▸ **Exercise objective**: Write out every entry word for word.

▸ **Extracted entries**:

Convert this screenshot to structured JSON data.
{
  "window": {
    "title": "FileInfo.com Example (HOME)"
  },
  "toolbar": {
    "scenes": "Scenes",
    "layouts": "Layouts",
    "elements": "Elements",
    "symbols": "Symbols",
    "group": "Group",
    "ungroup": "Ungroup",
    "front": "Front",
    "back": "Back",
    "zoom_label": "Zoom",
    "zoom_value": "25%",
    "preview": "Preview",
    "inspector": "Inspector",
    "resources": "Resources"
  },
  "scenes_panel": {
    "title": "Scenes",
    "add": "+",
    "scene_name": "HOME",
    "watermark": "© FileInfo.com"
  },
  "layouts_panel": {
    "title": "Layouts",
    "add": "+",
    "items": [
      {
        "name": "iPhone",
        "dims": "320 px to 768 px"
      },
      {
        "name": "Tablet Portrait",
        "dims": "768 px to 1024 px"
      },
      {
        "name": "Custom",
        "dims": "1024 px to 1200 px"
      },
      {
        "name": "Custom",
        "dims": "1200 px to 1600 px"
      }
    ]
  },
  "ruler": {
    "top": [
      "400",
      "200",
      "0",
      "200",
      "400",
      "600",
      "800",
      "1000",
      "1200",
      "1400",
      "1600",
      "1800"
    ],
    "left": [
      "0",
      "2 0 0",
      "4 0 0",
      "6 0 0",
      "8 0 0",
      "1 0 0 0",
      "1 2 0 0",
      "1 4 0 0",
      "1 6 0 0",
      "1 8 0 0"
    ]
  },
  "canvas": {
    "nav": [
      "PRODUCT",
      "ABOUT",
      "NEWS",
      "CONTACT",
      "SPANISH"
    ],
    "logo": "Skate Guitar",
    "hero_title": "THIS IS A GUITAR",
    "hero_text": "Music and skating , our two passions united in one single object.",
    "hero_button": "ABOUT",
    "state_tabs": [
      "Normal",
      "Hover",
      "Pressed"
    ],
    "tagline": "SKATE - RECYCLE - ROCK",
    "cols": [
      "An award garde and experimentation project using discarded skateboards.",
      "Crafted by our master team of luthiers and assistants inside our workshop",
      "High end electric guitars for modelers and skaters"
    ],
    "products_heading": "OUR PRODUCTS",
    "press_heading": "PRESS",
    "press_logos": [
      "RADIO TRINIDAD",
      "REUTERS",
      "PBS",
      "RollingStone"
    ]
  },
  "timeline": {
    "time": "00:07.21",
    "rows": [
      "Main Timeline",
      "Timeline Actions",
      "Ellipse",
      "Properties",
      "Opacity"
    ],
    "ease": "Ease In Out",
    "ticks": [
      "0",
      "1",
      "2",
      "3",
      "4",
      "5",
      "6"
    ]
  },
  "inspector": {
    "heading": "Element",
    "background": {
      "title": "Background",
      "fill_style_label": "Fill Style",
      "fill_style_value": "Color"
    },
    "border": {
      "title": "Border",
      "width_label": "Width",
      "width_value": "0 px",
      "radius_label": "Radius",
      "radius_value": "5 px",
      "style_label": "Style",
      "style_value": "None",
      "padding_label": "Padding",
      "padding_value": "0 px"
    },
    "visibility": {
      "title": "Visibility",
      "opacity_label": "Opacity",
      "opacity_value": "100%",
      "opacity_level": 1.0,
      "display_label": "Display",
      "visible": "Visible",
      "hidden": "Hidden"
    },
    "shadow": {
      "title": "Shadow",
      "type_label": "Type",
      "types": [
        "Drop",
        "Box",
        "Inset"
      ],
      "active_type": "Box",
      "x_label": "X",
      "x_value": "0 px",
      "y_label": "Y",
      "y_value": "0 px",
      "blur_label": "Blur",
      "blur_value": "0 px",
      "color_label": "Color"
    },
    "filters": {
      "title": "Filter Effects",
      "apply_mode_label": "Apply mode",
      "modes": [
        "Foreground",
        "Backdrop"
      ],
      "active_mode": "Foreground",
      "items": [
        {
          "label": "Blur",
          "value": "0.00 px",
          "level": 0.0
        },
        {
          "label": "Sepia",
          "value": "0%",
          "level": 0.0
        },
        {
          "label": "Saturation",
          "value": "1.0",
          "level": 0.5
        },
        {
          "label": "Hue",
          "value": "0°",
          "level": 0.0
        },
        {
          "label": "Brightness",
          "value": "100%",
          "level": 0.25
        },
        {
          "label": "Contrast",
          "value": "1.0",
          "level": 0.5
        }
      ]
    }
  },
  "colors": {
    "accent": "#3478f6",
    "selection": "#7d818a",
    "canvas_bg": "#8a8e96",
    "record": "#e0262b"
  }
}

▸ **Solution for this task**:
Convert this screenshot to structured JSON data.
{
  "window": {
    "title": "FileInfo.com Example (HOME)"
  },
  "toolbar": {
    "scenes": "Scenes",
    "layouts": "Layouts",
    "elements": "Elements",
    "symbols": "Symbols",
    "group": "Group",
    "ungroup": "Ungroup",
    "front": "Front",
    "back": "Back",
    "zoom_label": "Zoom",
    "zoom_value": "25%",
    "preview": "Preview",
    "inspector": "Inspector",
    "resources": "Resources"
  },
  "scenes_panel": {
    "title": "Scenes",
    "add": "+",
    "scene_name": "HOME",
    "watermark": "© FileInfo.com"
  },
  "layouts_panel": {
    "title": "Layouts",
    "add": "+",
    "items": [
      {
        "name": "iPhone",
        "dims": "320 px to 768 px"
      },
      {
        "name": "Tablet Portrait",
        "dims": "768 px to 1024 px"
      },
      {
        "name": "Custom",
        "dims": "1024 px to 1200 px"
      },
      {
        "name": "Custom",
        "dims": "1200 px to 1600 px"
      }
    ]
  },
  "ruler": {
    "top": [
      "400",
      "200",
      "0",
      "200",
      "400",
      "600",
      "800",
      "1000",
      "1200",
      "1400",
      "1600",
      "1800"
    ],
    "left": [
      "0",
      "2 0 0",
      "4 0 0",
      "6 0 0",
      "8 0 0",
      "1 0 0 0",
      "1 2 0 0",
      "1 4 0 0",
      "1 6 0 0",
      "1 8 0 0"
    ]
  },
  "canvas": {
    "nav": [
      "PRODUCT",
      "ABOUT",
      "NEWS",
      "CONTACT",
      "SPANISH"
    ],
    "logo": "Skate Guitar",
    "hero_title": "THIS IS A GUITAR",
    "hero_text": "Music and skating , our two passions united in one single object.",
    "hero_button": "ABOUT",
    "state_tabs": [
      "Normal",
      "Hover",
      "Pressed"
    ],
    "tagline": "SKATE - RECYCLE - ROCK",
    "cols": [
      "An award garde and experimentation project using discarded skateboards.",
      "Crafted by our master team of luthiers and assistants inside our workshop",
      "High end electric guitars for modelers and skaters"
    ],
    "products_heading": "OUR PRODUCTS",
    "press_heading": "PRESS",
    "press_logos": [
      "RADIO TRINIDAD",
      "REUTERS",
      "PBS",
      "RollingStone"
    ]
  },
  "timeline": {
    "time": "00:07.21",
    "rows": [
      "Main Timeline",
      "Timeline Actions",
      "Ellipse",
      "Properties",
      "Opacity"
    ],
    "ease": "Ease In Out",
    "ticks": [
      "0",
      "1",
      "2",
      "3",
      "4",
      "5",
      "6"
    ]
  },
  "inspector": {
    "heading": "Element",
    "background": {
      "title": "Background",
      "fill_style_label": "Fill Style",
      "fill_style_value": "Color"
    },
    "border": {
      "title": "Border",
      "width_label": "Width",
      "width_value": "0 px",
      "radius_label": "Radius",
      "radius_value": "5 px",
      "style_label": "Style",
      "style_value": "None",
      "padding_label": "Padding",
      "padding_value": "0 px"
    },
    "visibility": {
      "title": "Visibility",
      "opacity_label": "Opacity",
      "opacity_value": "100%",
      "opacity_level": 1.0,
      "display_label": "Display",
      "visible": "Visible",
      "hidden": "Hidden"
    },
    "shadow": {
      "title": "Shadow",
      "type_label": "Type",
      "types": [
        "Drop",
        "Box",
        "Inset"
      ],
      "active_type": "Box",
      "x_label": "X",
      "x_value": "0 px",
      "y_label": "Y",
      "y_value": "0 px",
      "blur_label": "Blur",
      "blur_value": "0 px",
      "color_label": "Color"
    },
    "filters": {
      "title": "Filter Effects",
      "apply_mode_label": "Apply mode",
      "modes": [
        "Foreground",
        "Backdrop"
      ],
      "active_mode": "Foreground",
      "items": [
        {
          "label": "Blur",
          "value": "0.00 px",
          "level": 0.0
        },
        {
          "label": "Sepia",
          "value": "0%",
          "level": 0.0
        },
        {
          "label": "Saturation",
          "value": "1.0",
          "level": 0.5
        },
        {
          "label": "Hue",
          "value": "0°",
          "level": 0.0
        },
        {
          "label": "Brightness",
          "value": "100%",
          "level": 0.25
        },
        {
          "label": "Contrast",
          "value": "1.0",
          "level": 0.5
        }
      ]
    }
  },
  "colors": {
    "accent": "#3478f6",
    "selection": "#7d818a",
    "canvas_bg": "#8a8e96",
    "record": "#e0262b"
  }
}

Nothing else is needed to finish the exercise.